The problem: Copy word for word every line from the top down through the line containing "The core 1a is at (392, 590).".

Entries shown:
****************************************

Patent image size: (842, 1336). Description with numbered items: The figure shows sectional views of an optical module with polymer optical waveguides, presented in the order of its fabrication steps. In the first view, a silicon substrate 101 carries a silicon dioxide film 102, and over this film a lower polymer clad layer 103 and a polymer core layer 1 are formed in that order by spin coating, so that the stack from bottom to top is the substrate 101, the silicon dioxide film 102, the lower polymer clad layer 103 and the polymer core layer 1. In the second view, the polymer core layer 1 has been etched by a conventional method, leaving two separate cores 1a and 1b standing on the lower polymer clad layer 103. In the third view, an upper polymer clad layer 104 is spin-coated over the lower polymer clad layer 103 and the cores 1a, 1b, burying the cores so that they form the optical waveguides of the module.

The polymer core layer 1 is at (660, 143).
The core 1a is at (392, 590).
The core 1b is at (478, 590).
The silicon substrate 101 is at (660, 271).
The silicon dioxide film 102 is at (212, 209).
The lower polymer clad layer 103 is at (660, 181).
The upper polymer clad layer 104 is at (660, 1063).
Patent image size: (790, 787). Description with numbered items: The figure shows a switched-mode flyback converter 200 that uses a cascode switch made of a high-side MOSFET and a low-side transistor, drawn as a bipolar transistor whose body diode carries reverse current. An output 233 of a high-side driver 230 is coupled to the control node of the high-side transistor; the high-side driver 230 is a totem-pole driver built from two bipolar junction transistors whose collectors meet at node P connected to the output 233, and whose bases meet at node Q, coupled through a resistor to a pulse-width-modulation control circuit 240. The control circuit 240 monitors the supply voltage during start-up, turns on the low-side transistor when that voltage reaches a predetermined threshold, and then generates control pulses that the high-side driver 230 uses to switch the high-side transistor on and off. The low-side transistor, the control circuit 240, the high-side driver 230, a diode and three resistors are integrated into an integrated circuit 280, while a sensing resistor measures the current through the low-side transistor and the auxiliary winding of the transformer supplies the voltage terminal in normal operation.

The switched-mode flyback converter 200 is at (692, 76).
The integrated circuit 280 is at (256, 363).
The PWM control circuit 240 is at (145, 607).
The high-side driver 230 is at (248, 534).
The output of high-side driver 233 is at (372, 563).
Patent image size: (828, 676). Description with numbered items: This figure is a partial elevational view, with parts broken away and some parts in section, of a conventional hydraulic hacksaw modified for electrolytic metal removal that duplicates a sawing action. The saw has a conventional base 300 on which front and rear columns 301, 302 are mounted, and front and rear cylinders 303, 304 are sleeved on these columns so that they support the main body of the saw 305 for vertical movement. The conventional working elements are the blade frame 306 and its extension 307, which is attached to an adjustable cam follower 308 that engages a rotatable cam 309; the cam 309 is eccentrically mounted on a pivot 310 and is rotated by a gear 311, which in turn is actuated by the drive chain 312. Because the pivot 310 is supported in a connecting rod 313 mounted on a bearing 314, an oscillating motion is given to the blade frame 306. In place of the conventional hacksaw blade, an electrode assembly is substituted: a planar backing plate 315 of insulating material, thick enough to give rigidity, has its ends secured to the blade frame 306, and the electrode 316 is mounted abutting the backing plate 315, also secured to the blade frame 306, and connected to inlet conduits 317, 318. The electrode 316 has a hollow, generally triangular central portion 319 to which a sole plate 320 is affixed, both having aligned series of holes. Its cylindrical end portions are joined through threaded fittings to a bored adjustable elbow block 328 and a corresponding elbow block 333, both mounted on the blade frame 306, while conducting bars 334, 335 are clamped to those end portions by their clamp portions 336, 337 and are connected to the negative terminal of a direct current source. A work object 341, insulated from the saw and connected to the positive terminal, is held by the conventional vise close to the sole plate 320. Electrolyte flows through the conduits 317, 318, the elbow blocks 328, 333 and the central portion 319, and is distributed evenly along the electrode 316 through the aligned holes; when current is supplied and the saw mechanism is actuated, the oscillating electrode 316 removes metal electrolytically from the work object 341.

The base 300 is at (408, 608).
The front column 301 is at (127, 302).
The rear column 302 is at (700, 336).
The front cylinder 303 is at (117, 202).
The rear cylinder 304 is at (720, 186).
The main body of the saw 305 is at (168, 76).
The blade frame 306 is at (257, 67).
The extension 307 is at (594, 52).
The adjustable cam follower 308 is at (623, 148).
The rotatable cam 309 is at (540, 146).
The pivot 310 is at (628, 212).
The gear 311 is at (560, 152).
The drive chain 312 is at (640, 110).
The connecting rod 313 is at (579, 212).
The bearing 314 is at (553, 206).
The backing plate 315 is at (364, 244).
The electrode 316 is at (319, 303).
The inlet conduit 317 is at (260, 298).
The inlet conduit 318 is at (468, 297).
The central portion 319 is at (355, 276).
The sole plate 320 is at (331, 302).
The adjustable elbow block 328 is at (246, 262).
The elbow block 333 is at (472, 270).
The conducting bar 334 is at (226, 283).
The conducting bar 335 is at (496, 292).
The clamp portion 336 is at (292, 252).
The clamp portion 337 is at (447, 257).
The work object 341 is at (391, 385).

****************************************

The response:
Patent image size: (842, 1336). Description with numbered items: The figure shows sectional views of an optical module with polymer optical waveguides, presented in the order of its fabrication steps. In the first view, a silicon substrate 101 carries a silicon dioxide film 102, and over this film a lower polymer clad layer 103 and a polymer core layer 1 are formed in that order by spin coating, so that the stack from bottom to top is the substrate 101, the silicon dioxide film 102, the lower polymer clad layer 103 and the polymer core layer 1. In the second view, the polymer core layer 1 has been etched by a conventional method, leaving two separate cores 1a and 1b standing on the lower polymer clad layer 103. In the third view, an upper polymer clad layer 104 is spin-coated over the lower polymer clad layer 103 and the cores 1a, 1b, burying the cores so that they form the optical waveguides of the module.

The polymer core layer 1 is at (660, 143).
The core 1a is at (392, 590).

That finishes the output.